* Start MATERIAL FOR THIS EXERCISE *
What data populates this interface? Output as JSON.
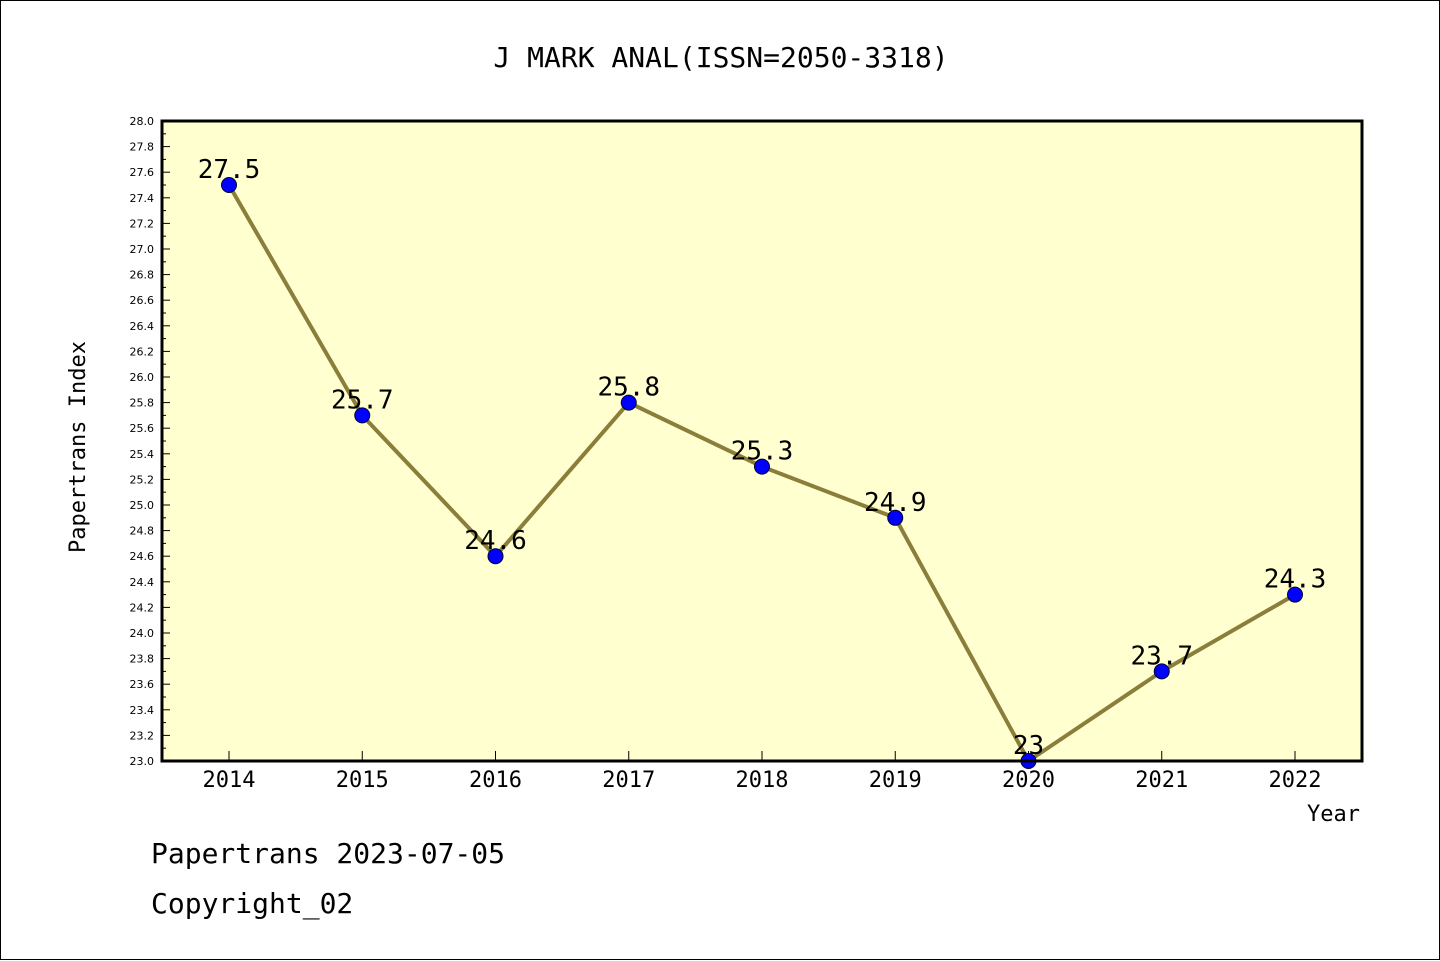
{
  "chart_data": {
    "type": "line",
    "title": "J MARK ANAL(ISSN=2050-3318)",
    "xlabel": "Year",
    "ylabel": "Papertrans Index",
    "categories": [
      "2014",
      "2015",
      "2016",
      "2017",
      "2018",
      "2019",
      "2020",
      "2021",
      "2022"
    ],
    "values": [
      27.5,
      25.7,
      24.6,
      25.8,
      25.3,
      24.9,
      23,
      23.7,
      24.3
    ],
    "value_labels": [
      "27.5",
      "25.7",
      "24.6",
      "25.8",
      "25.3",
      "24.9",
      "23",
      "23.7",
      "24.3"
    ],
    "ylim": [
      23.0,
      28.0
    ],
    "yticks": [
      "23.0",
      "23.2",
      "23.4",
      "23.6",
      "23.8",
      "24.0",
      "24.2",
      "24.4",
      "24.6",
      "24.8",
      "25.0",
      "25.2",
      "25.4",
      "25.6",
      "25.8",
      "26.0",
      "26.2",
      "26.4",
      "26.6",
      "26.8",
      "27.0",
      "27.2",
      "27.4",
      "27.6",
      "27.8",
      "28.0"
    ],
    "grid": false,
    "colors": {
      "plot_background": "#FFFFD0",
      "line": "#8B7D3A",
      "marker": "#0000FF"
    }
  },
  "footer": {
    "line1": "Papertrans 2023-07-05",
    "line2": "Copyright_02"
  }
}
* End MATERIAL FOR THIS EXERCISE *
WRITTEN PROBLEM:
Gather from the records above every line containing the string "Papertrans".

THE OUTPUT:
    "ylabel": "Papertrans Index",
    "line1": "Papertrans 2023-07-05",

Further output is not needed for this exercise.